PROBLEM REQUIREMENTS:
Copy out all lines carrying the word "name".

EXCERPTED RECORDS:

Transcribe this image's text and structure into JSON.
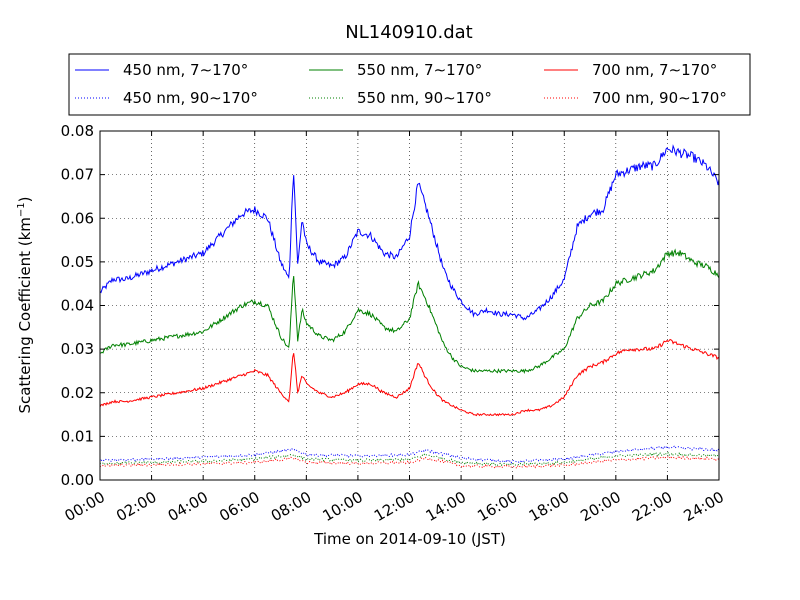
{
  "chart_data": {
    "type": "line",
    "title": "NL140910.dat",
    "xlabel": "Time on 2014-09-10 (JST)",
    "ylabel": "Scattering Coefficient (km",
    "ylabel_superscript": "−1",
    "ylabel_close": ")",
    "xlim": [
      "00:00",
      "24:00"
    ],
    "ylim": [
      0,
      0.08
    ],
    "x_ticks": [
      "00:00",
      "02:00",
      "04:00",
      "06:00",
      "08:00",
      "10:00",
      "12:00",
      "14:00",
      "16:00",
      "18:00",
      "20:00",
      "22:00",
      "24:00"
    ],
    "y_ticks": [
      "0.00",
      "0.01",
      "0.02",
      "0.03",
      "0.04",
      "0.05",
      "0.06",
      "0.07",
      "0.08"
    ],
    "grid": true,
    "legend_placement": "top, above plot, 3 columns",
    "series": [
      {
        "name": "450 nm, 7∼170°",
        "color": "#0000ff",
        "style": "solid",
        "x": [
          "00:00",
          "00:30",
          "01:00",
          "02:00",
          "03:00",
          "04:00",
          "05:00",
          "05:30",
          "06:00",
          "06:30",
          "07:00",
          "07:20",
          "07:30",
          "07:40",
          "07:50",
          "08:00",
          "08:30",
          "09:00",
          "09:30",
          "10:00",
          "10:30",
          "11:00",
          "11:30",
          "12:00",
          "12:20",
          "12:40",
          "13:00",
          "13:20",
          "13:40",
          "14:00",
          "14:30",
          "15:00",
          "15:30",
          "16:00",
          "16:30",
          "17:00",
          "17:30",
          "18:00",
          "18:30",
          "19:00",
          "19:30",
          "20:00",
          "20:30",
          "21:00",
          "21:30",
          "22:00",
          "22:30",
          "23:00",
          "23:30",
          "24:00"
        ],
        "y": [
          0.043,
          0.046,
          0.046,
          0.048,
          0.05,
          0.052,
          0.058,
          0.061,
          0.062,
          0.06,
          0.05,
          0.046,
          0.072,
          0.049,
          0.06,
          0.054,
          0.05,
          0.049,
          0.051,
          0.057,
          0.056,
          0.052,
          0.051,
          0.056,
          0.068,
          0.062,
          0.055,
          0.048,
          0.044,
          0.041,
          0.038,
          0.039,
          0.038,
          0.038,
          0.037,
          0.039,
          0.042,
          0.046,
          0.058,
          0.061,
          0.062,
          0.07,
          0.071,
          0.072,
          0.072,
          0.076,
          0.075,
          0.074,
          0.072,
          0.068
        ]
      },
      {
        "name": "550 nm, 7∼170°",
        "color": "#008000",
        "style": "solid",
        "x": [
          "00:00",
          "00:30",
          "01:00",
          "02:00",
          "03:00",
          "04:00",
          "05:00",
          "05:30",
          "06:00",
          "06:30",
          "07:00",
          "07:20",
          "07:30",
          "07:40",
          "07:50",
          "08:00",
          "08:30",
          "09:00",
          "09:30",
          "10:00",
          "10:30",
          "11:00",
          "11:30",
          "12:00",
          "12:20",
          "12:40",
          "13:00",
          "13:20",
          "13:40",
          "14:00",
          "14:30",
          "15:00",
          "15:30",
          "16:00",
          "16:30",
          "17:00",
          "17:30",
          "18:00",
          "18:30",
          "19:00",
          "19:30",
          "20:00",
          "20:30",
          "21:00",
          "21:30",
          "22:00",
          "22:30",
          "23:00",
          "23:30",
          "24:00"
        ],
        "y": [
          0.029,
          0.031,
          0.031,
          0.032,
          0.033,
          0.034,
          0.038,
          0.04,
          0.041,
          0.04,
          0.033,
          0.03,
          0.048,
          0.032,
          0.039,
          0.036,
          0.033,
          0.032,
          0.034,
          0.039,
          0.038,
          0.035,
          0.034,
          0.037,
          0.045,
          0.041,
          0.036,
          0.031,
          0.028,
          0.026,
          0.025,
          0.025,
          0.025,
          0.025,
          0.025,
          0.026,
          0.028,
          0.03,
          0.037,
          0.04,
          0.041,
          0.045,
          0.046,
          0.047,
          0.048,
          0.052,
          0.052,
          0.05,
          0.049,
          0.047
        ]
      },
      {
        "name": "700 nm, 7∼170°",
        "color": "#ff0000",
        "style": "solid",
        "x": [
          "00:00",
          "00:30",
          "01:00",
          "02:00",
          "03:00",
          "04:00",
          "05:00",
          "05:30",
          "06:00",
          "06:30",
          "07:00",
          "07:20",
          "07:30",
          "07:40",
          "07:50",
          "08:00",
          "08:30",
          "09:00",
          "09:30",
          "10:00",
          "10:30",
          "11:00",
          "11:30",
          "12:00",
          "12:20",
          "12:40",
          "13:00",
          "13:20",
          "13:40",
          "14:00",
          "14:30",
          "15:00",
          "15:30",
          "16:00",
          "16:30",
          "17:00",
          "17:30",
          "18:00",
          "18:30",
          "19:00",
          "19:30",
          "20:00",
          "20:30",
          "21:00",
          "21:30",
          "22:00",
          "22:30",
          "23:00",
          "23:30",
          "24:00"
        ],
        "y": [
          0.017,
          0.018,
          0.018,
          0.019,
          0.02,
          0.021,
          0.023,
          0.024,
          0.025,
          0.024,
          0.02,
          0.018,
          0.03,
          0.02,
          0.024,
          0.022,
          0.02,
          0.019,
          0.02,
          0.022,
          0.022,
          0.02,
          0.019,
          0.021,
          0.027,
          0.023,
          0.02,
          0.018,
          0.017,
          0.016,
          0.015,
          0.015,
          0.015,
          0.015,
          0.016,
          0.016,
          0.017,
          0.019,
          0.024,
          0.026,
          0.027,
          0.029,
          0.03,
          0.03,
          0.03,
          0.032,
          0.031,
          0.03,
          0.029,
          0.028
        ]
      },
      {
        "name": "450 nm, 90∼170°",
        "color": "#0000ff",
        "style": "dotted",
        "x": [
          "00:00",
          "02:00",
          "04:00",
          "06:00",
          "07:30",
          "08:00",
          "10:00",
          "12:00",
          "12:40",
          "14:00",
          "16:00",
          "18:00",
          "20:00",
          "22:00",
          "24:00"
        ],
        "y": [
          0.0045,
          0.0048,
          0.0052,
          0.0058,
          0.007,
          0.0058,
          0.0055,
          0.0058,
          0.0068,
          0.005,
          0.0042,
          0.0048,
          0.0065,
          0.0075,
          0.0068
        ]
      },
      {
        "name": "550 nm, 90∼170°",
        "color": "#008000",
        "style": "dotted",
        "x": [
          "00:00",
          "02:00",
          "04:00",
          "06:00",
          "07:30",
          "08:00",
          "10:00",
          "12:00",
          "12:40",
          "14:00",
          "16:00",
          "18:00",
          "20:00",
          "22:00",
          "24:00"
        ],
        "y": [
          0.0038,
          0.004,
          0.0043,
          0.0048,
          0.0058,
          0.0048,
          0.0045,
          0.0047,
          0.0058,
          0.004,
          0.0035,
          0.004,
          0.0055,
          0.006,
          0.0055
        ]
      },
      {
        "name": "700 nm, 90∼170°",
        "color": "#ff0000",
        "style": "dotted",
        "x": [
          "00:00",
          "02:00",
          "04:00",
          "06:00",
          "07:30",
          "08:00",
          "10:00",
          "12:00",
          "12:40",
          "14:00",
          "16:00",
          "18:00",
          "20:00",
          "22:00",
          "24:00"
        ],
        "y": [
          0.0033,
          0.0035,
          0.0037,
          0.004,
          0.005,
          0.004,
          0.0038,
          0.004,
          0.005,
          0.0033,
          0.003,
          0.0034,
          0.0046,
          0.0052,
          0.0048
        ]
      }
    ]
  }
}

ANSWER BELOW:
        "name": "450 nm, 7∼170°",
        "name": "550 nm, 7∼170°",
        "name": "700 nm, 7∼170°",
        "name": "450 nm, 90∼170°",
        "name": "550 nm, 90∼170°",
        "name": "700 nm, 90∼170°",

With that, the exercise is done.